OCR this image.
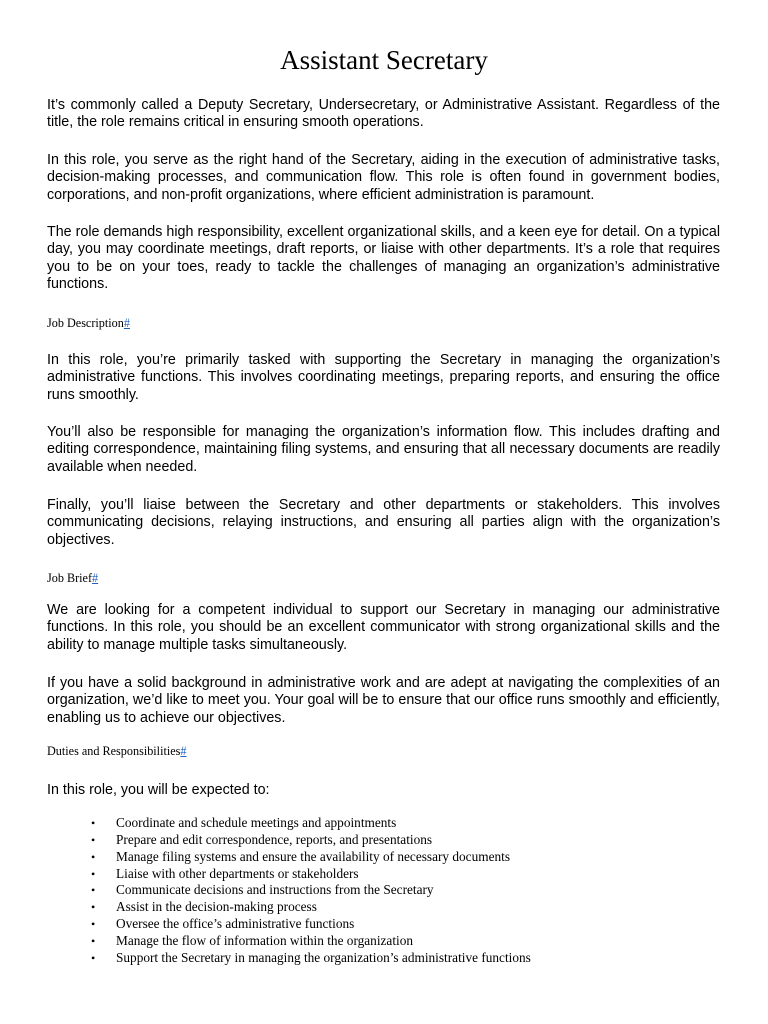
Assistant Secretary

It’s commonly called a Deputy Secretary, Undersecretary, or Administrative Assistant. Regardless of the title, the role remains critical in ensuring smooth operations.

In this role, you serve as the right hand of the Secretary, aiding in the execution of administrative tasks, decision-making processes, and communication flow. This role is often found in government bodies, corporations, and non-profit organizations, where efficient administration is paramount.

The role demands high responsibility, excellent organizational skills, and a keen eye for detail. On a typical day, you may coordinate meetings, draft reports, or liaise with other departments. It’s a role that requires you to be on your toes, ready to tackle the challenges of managing an organization’s administrative functions.

Job Description#

In this role, you’re primarily tasked with supporting the Secretary in managing the organization’s administrative functions. This involves coordinating meetings, preparing reports, and ensuring the office runs smoothly.

You’ll also be responsible for managing the organization’s information flow. This includes drafting and editing correspondence, maintaining filing systems, and ensuring that all necessary documents are readily available when needed.

Finally, you’ll liaise between the Secretary and other departments or stakeholders. This involves communicating decisions, relaying instructions, and ensuring all parties align with the organization’s objectives.

Job Brief#

We are looking for a competent individual to support our Secretary in managing our administrative functions. In this role, you should be an excellent communicator with strong organizational skills and the ability to manage multiple tasks simultaneously.

If you have a solid background in administrative work and are adept at navigating the complexities of an organization, we’d like to meet you. Your goal will be to ensure that our office runs smoothly and efficiently, enabling us to achieve our objectives.

Duties and Responsibilities#

In this role, you will be expected to:

• Coordinate and schedule meetings and appointments
• Prepare and edit correspondence, reports, and presentations
• Manage filing systems and ensure the availability of necessary documents
• Liaise with other departments or stakeholders
• Communicate decisions and instructions from the Secretary
• Assist in the decision-making process
• Oversee the office’s administrative functions
• Manage the flow of information within the organization
• Support the Secretary in managing the organization’s administrative functions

------------------------------------

The problem:
Identify the lines of the entries containing the string "will". Copy each such line.

Correct result:
If you have a solid background in administrative work and are adept at navigating the complexities of an organization, we’d like to meet you. Your goal will be to ensure that our office runs smoothly and efficiently, enabling us to achieve our objectives.
In this role, you will be expected to:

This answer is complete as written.